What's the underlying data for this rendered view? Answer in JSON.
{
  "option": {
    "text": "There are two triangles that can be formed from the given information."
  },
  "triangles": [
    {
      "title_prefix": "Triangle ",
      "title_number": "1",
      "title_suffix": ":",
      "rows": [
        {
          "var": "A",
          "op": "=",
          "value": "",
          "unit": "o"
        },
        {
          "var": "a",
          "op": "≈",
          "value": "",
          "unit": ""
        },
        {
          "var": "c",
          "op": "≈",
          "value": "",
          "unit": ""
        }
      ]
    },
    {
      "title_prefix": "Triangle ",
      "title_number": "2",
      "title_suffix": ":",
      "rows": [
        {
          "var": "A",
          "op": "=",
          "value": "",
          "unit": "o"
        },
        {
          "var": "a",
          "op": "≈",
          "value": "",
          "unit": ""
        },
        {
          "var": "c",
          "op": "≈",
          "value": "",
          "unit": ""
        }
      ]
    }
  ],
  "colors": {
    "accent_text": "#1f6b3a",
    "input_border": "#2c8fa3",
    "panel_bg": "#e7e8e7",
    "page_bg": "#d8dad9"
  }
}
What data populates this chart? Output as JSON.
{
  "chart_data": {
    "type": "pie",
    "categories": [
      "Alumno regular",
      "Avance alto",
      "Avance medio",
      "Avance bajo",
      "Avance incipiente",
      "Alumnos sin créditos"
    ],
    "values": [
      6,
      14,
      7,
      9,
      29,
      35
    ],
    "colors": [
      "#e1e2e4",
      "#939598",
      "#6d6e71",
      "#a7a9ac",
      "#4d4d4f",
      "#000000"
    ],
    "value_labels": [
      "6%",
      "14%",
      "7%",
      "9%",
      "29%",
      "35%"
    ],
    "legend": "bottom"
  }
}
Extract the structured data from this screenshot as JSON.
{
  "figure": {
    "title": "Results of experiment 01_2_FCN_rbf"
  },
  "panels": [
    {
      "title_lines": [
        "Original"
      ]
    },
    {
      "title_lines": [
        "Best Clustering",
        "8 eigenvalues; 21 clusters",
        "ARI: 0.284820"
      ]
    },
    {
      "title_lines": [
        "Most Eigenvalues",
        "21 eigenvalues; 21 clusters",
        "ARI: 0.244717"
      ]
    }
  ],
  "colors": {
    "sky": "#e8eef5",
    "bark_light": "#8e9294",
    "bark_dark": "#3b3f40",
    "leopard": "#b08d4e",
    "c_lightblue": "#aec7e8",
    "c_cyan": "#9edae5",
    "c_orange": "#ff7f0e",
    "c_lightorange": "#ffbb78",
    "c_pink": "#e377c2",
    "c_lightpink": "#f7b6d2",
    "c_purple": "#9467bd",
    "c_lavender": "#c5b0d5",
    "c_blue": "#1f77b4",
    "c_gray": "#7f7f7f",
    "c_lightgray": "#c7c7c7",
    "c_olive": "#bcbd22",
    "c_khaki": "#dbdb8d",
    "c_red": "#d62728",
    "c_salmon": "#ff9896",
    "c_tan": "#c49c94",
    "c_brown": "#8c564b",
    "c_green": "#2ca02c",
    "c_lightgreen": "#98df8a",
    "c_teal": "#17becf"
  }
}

= = = =

What needs to be done: Copy down the whole of the data above, matching it exactly.

Complete output:
What's the underlying data for this rendered view? Answer in JSON.
{
  "option": {
    "text": "There are two triangles that can be formed from the given information."
  },
  "triangles": [
    {
      "title_prefix": "Triangle ",
      "title_number": "1",
      "title_suffix": ":",
      "rows": [
        {
          "var": "A",
          "op": "=",
          "value": "",
          "unit": "o"
        },
        {
          "var": "a",
          "op": "≈",
          "value": "",
          "unit": ""
        },
        {
          "var": "c",
          "op": "≈",
          "value": "",
          "unit": ""
        }
      ]
    },
    {
      "title_prefix": "Triangle ",
      "title_number": "2",
      "title_suffix": ":",
      "rows": [
        {
          "var": "A",
          "op": "=",
          "value": "",
          "unit": "o"
        },
        {
          "var": "a",
          "op": "≈",
          "value": "",
          "unit": ""
        },
        {
          "var": "c",
          "op": "≈",
          "value": "",
          "unit": ""
        }
      ]
    }
  ],
  "colors": {
    "accent_text": "#1f6b3a",
    "input_border": "#2c8fa3",
    "panel_bg": "#e7e8e7",
    "page_bg": "#d8dad9"
  }
}
What data populates this chart? Output as JSON.
{
  "chart_data": {
    "type": "pie",
    "categories": [
      "Alumno regular",
      "Avance alto",
      "Avance medio",
      "Avance bajo",
      "Avance incipiente",
      "Alumnos sin créditos"
    ],
    "values": [
      6,
      14,
      7,
      9,
      29,
      35
    ],
    "colors": [
      "#e1e2e4",
      "#939598",
      "#6d6e71",
      "#a7a9ac",
      "#4d4d4f",
      "#000000"
    ],
    "value_labels": [
      "6%",
      "14%",
      "7%",
      "9%",
      "29%",
      "35%"
    ],
    "legend": "bottom"
  }
}
Extract the structured data from this screenshot as JSON.
{
  "figure": {
    "title": "Results of experiment 01_2_FCN_rbf"
  },
  "panels": [
    {
      "title_lines": [
        "Original"
      ]
    },
    {
      "title_lines": [
        "Best Clustering",
        "8 eigenvalues; 21 clusters",
        "ARI: 0.284820"
      ]
    },
    {
      "title_lines": [
        "Most Eigenvalues",
        "21 eigenvalues; 21 clusters",
        "ARI: 0.244717"
      ]
    }
  ],
  "colors": {
    "sky": "#e8eef5",
    "bark_light": "#8e9294",
    "bark_dark": "#3b3f40",
    "leopard": "#b08d4e",
    "c_lightblue": "#aec7e8",
    "c_cyan": "#9edae5",
    "c_orange": "#ff7f0e",
    "c_lightorange": "#ffbb78",
    "c_pink": "#e377c2",
    "c_lightpink": "#f7b6d2",
    "c_purple": "#9467bd",
    "c_lavender": "#c5b0d5",
    "c_blue": "#1f77b4",
    "c_gray": "#7f7f7f",
    "c_lightgray": "#c7c7c7",
    "c_olive": "#bcbd22",
    "c_khaki": "#dbdb8d",
    "c_red": "#d62728",
    "c_salmon": "#ff9896",
    "c_tan": "#c49c94",
    "c_brown": "#8c564b",
    "c_green": "#2ca02c",
    "c_lightgreen": "#98df8a",
    "c_teal": "#17becf"
  }
}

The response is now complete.